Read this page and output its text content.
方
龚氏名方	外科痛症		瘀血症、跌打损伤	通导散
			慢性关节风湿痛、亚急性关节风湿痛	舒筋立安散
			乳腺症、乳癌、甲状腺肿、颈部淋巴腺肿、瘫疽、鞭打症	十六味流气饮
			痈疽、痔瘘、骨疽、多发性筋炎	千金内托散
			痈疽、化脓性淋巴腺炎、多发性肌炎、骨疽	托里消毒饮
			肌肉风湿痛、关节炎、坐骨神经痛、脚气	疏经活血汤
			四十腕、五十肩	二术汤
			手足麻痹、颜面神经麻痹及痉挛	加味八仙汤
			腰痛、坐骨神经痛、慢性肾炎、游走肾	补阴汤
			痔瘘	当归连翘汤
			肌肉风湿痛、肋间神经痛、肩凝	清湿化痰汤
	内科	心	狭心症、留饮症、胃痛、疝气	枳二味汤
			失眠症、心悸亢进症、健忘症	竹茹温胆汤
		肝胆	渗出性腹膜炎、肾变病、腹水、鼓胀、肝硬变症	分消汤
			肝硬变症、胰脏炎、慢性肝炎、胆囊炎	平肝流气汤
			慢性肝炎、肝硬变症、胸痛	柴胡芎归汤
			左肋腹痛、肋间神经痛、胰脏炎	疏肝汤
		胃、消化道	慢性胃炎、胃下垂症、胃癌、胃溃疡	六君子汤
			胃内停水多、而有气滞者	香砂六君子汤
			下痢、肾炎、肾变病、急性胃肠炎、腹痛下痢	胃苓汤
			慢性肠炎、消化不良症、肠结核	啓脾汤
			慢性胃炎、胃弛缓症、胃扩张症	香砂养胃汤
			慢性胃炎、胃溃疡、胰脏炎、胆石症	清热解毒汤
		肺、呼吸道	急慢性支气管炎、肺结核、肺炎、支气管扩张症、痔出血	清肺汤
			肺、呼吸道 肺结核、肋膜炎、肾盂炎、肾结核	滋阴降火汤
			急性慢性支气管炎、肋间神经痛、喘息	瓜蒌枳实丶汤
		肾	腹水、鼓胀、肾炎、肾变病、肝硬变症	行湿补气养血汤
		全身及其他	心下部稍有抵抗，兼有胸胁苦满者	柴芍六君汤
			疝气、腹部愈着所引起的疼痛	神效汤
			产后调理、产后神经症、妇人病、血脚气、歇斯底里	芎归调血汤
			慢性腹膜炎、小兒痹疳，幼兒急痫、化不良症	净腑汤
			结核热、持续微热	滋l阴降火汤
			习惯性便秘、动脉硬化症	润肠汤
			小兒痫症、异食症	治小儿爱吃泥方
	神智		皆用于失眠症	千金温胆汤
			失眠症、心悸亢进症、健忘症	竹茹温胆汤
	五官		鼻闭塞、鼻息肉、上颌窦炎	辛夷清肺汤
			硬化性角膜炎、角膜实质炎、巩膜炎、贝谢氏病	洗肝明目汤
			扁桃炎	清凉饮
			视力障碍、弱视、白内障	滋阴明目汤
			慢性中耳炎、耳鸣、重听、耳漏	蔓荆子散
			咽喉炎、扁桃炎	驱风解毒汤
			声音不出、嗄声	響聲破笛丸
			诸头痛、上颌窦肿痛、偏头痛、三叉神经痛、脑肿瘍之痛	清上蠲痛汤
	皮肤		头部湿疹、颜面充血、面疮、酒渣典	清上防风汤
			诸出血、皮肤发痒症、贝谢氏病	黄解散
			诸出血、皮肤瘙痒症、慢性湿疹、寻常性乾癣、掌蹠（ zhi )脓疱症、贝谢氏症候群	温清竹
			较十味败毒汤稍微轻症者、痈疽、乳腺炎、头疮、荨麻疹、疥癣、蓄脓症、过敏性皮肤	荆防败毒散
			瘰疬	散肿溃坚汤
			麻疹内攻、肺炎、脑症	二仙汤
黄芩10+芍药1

- - -

Copy the material above, line for line.

Read this page and output its text content.
方
龚氏名方	外科痛症		瘀血症、跌打损伤	通导散
			慢性关节风湿痛、亚急性关节风湿痛	舒筋立安散
			乳腺症、乳癌、甲状腺肿、颈部淋巴腺肿、瘫疽、鞭打症	十六味流气饮
			痈疽、痔瘘、骨疽、多发性筋炎	千金内托散
			痈疽、化脓性淋巴腺炎、多发性肌炎、骨疽	托里消毒饮
			肌肉风湿痛、关节炎、坐骨神经痛、脚气	疏经活血汤
			四十腕、五十肩	二术汤
			手足麻痹、颜面神经麻痹及痉挛	加味八仙汤
			腰痛、坐骨神经痛、慢性肾炎、游走肾	补阴汤
			痔瘘	当归连翘汤
			肌肉风湿痛、肋间神经痛、肩凝	清湿化痰汤
	内科	心	狭心症、留饮症、胃痛、疝气	枳二味汤
			失眠症、心悸亢进症、健忘症	竹茹温胆汤
		肝胆	渗出性腹膜炎、肾变病、腹水、鼓胀、肝硬变症	分消汤
			肝硬变症、胰脏炎、慢性肝炎、胆囊炎	平肝流气汤
			慢性肝炎、肝硬变症、胸痛	柴胡芎归汤
			左肋腹痛、肋间神经痛、胰脏炎	疏肝汤
		胃、消化道	慢性胃炎、胃下垂症、胃癌、胃溃疡	六君子汤
			胃内停水多、而有气滞者	香砂六君子汤
			下痢、肾炎、肾变病、急性胃肠炎、腹痛下痢	胃苓汤
			慢性肠炎、消化不良症、肠结核	啓脾汤
			慢性胃炎、胃弛缓症、胃扩张症	香砂养胃汤
			慢性胃炎、胃溃疡、胰脏炎、胆石症	清热解毒汤
		肺、呼吸道	急慢性支气管炎、肺结核、肺炎、支气管扩张症、痔出血	清肺汤
			肺、呼吸道 肺结核、肋膜炎、肾盂炎、肾结核	滋阴降火汤
			急性慢性支气管炎、肋间神经痛、喘息	瓜蒌枳实丶汤
		肾	腹水、鼓胀、肾炎、肾变病、肝硬变症	行湿补气养血汤
		全身及其他	心下部稍有抵抗，兼有胸胁苦满者	柴芍六君汤
			疝气、腹部愈着所引起的疼痛	神效汤
			产后调理、产后神经症、妇人病、血脚气、歇斯底里	芎归调血汤
			慢性腹膜炎、小兒痹疳，幼兒急痫、化不良症	净腑汤
			结核热、持续微热	滋l阴降火汤
			习惯性便秘、动脉硬化症	润肠汤
			小兒痫症、异食症	治小儿爱吃泥方
	神智		皆用于失眠症	千金温胆汤
			失眠症、心悸亢进症、健忘症	竹茹温胆汤
	五官		鼻闭塞、鼻息肉、上颌窦炎	辛夷清肺汤
			硬化性角膜炎、角膜实质炎、巩膜炎、贝谢氏病	洗肝明目汤
			扁桃炎	清凉饮
			视力障碍、弱视、白内障	滋阴明目汤
			慢性中耳炎、耳鸣、重听、耳漏	蔓荆子散
			咽喉炎、扁桃炎	驱风解毒汤
			声音不出、嗄声	響聲破笛丸
			诸头痛、上颌窦肿痛、偏头痛、三叉神经痛、脑肿瘍之痛	清上蠲痛汤
	皮肤		头部湿疹、颜面充血、面疮、酒渣典	清上防风汤
			诸出血、皮肤发痒症、贝谢氏病	黄解散
			诸出血、皮肤瘙痒症、慢性湿疹、寻常性乾癣、掌蹠（ zhi )脓疱症、贝谢氏症候群	温清竹
			较十味败毒汤稍微轻症者、痈疽、乳腺炎、头疮、荨麻疹、疥癣、蓄脓症、过敏性皮肤	荆防败毒散
			瘰疬	散肿溃坚汤
			麻疹内攻、肺炎、脑症	二仙汤
黄芩10+芍药1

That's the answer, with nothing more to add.